* _What is being asked_
What is the number of lines in the entries below that include the word "this"? Provide the number only.

* _Raw records_
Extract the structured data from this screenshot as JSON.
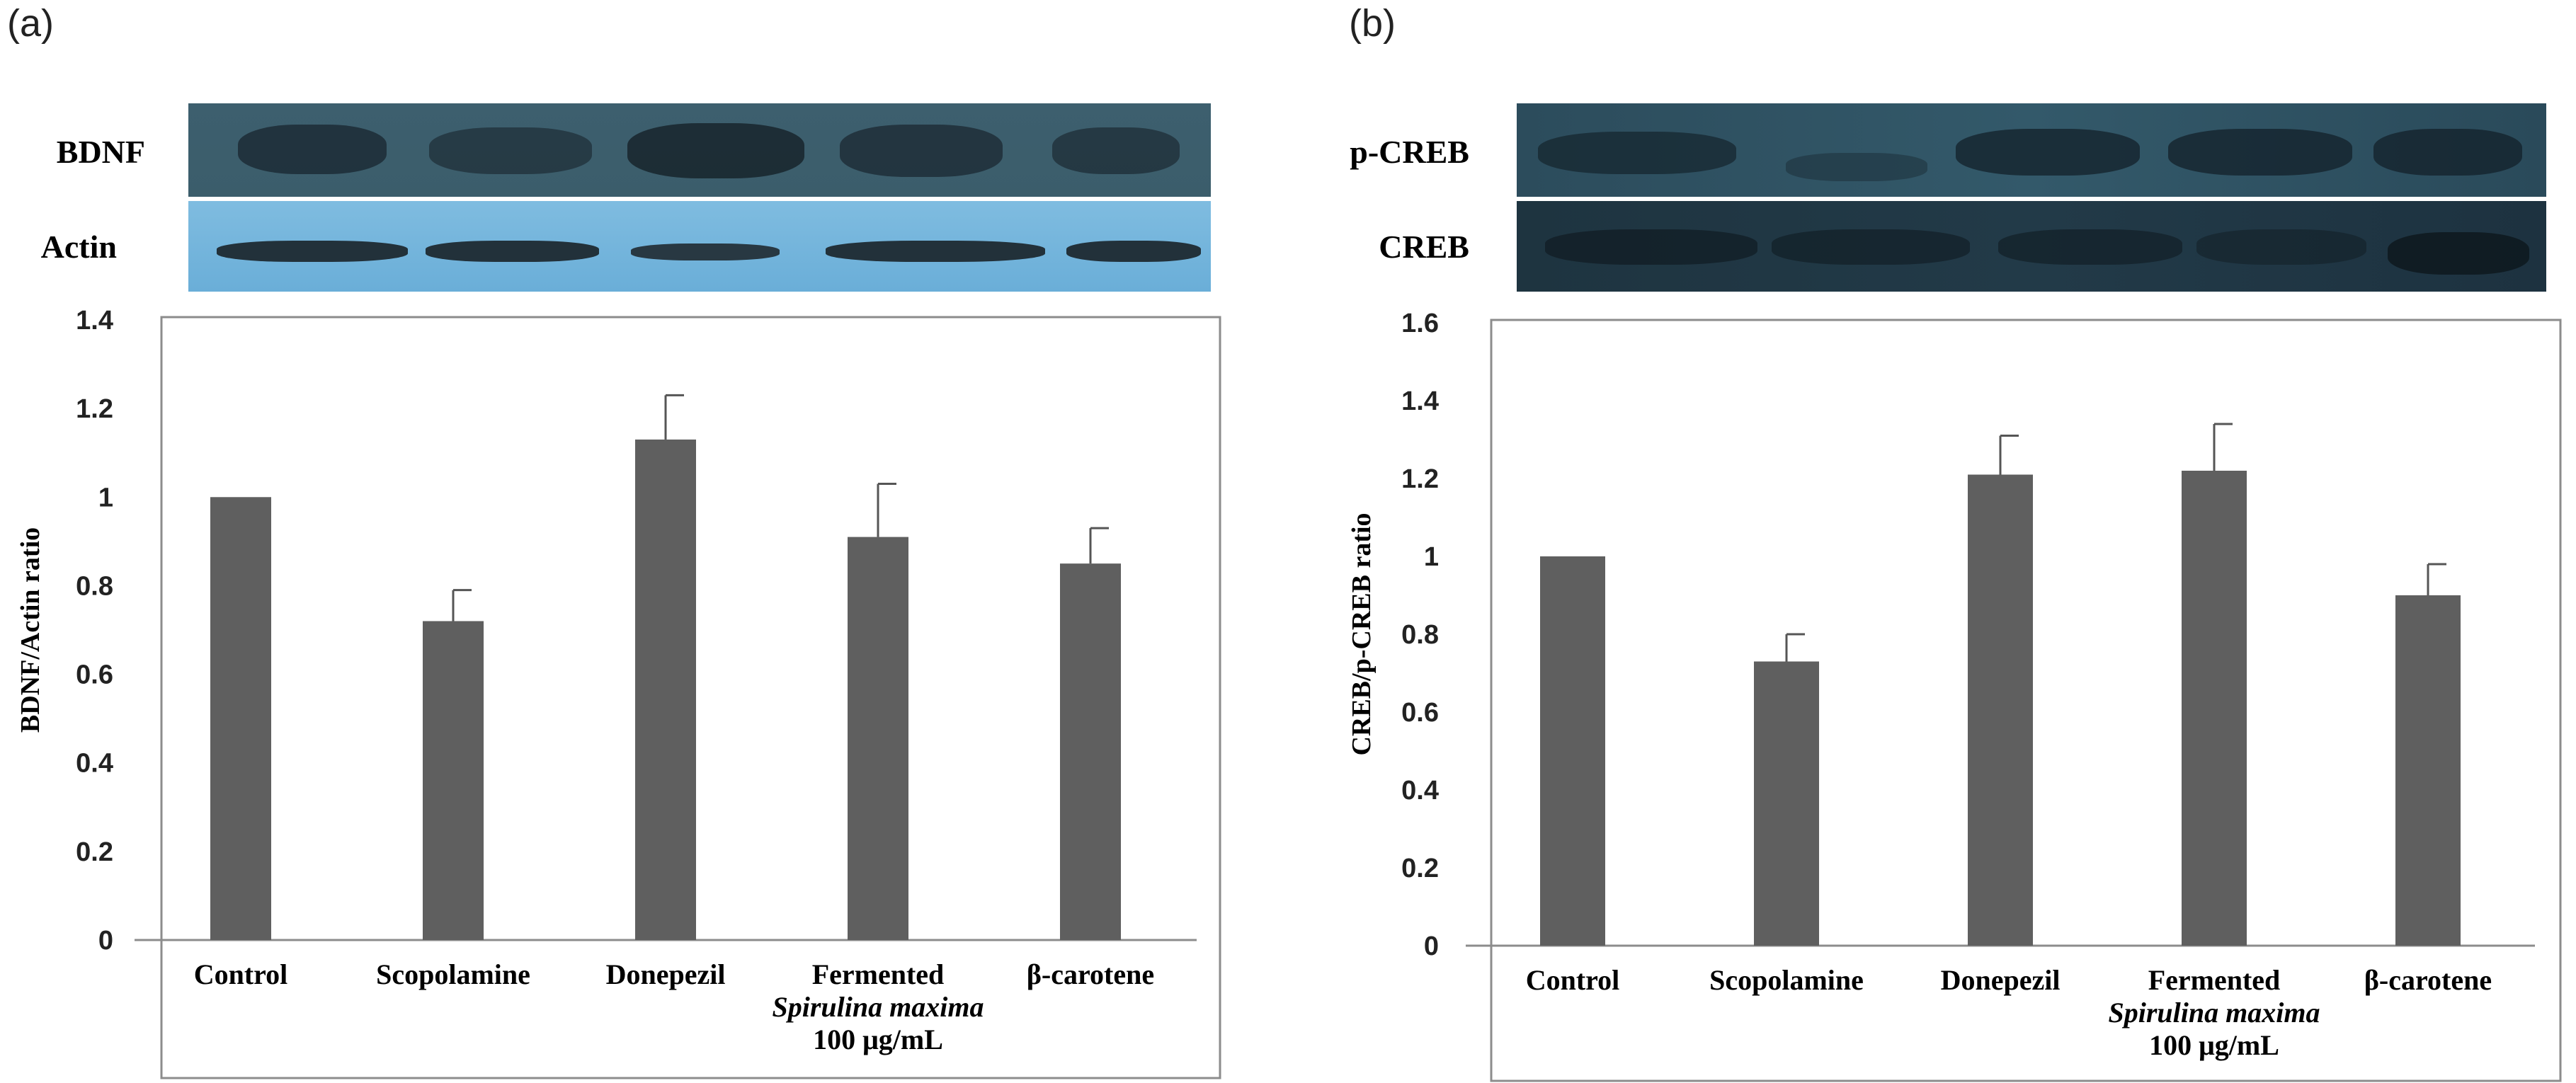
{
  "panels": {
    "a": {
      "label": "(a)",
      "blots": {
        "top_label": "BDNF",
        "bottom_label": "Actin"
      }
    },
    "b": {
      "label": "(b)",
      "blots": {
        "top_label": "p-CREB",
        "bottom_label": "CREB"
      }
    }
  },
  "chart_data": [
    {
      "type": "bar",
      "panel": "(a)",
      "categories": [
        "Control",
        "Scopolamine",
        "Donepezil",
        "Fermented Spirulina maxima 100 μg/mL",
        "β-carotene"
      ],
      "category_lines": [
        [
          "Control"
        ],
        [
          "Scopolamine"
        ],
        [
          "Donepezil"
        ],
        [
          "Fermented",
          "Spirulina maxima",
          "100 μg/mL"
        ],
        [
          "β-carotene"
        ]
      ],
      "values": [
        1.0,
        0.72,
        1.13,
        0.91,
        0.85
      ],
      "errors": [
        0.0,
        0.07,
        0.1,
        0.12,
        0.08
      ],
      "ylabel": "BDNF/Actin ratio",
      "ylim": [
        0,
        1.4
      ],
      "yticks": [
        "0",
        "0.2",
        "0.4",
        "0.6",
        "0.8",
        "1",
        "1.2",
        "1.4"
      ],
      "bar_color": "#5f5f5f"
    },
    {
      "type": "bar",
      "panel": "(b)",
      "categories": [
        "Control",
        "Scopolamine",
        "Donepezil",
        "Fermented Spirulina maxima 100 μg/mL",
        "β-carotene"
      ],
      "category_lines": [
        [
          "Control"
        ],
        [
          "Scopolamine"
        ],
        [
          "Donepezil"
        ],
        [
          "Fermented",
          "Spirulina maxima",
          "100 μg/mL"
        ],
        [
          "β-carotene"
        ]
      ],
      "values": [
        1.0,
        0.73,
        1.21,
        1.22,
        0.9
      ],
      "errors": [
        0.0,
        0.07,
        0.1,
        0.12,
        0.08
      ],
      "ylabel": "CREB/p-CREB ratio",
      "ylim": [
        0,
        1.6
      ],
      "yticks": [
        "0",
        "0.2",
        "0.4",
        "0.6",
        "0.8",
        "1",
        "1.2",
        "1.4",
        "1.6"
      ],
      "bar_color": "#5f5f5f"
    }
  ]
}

...

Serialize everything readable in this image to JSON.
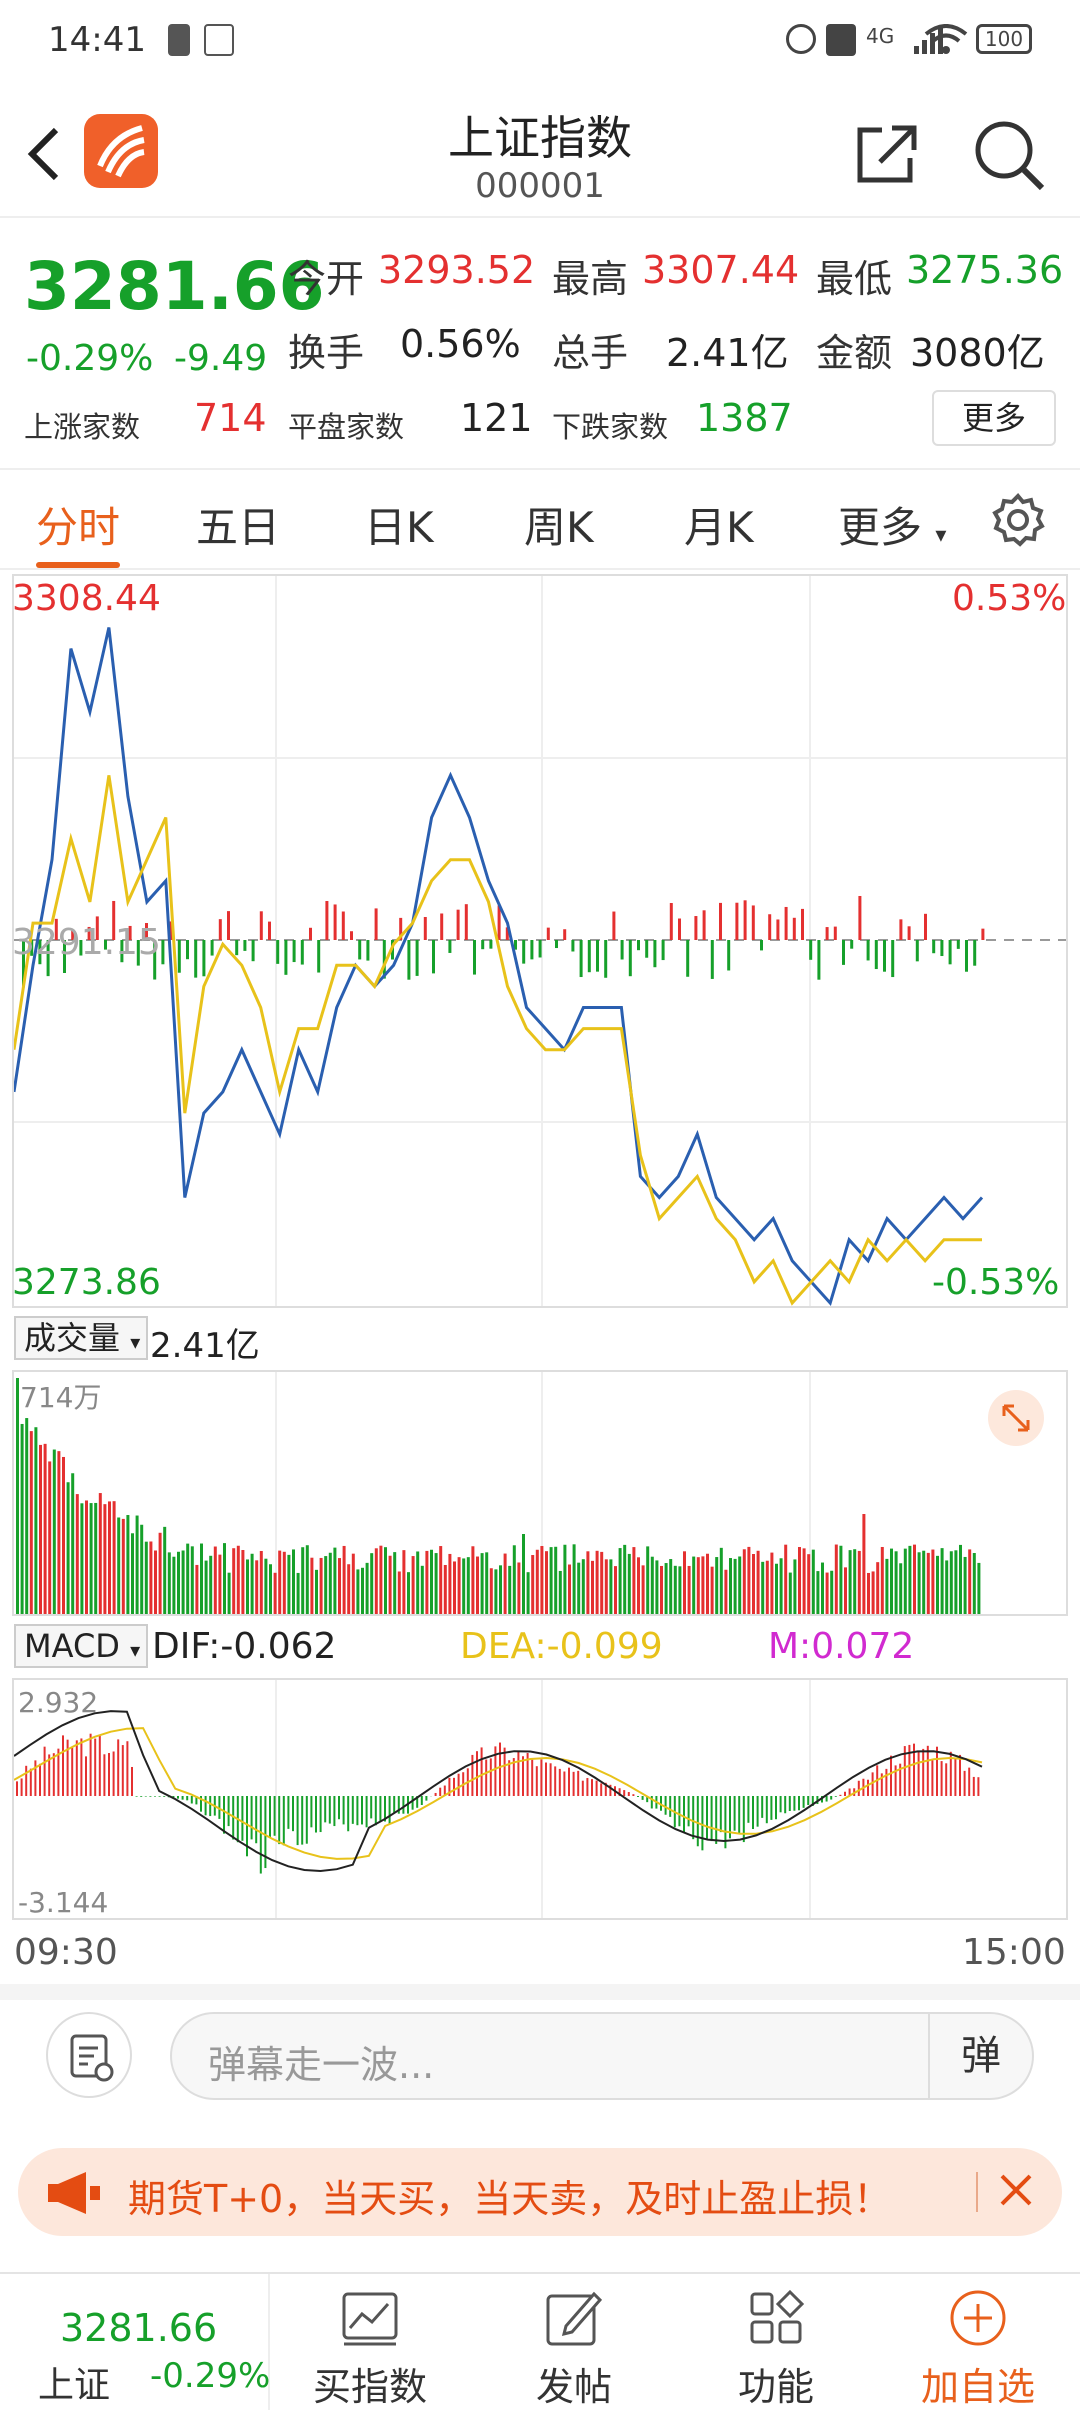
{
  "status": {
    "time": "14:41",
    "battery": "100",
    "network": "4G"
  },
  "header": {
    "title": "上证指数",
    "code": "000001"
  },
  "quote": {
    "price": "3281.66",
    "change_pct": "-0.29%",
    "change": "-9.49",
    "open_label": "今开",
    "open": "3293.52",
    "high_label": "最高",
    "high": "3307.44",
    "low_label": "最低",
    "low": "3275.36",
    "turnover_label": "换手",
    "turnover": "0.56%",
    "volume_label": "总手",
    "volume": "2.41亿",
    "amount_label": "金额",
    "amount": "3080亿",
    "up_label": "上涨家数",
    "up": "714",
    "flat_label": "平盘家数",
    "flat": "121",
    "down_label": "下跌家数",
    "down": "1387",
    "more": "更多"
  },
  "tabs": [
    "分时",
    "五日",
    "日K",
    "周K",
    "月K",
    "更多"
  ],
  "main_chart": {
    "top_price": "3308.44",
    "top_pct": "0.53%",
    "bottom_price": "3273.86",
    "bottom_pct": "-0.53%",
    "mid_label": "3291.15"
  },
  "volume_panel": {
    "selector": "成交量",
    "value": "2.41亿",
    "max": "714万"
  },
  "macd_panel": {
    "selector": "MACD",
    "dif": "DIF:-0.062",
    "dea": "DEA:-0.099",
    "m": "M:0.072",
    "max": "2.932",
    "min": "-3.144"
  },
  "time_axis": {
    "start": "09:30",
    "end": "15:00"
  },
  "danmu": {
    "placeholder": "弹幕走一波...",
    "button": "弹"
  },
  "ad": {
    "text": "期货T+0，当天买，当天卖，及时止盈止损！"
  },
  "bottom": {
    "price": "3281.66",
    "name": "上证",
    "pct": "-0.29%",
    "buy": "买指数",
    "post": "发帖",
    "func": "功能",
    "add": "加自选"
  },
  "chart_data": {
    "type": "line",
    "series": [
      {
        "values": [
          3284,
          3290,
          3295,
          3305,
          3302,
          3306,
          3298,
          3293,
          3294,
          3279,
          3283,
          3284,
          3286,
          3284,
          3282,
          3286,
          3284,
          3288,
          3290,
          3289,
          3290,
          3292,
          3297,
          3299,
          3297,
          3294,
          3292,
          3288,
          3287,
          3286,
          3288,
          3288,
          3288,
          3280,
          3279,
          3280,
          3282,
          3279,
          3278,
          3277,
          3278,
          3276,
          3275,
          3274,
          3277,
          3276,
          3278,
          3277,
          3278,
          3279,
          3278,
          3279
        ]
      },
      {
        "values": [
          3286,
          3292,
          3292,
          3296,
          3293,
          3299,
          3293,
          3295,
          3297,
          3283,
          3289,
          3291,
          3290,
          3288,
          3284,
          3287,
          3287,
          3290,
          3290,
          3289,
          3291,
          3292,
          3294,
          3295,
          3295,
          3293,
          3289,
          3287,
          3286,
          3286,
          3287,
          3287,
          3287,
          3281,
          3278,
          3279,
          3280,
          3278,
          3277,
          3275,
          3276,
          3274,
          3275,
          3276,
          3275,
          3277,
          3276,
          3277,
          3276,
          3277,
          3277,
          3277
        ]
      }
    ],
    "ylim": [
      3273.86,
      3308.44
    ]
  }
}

* _Response_
2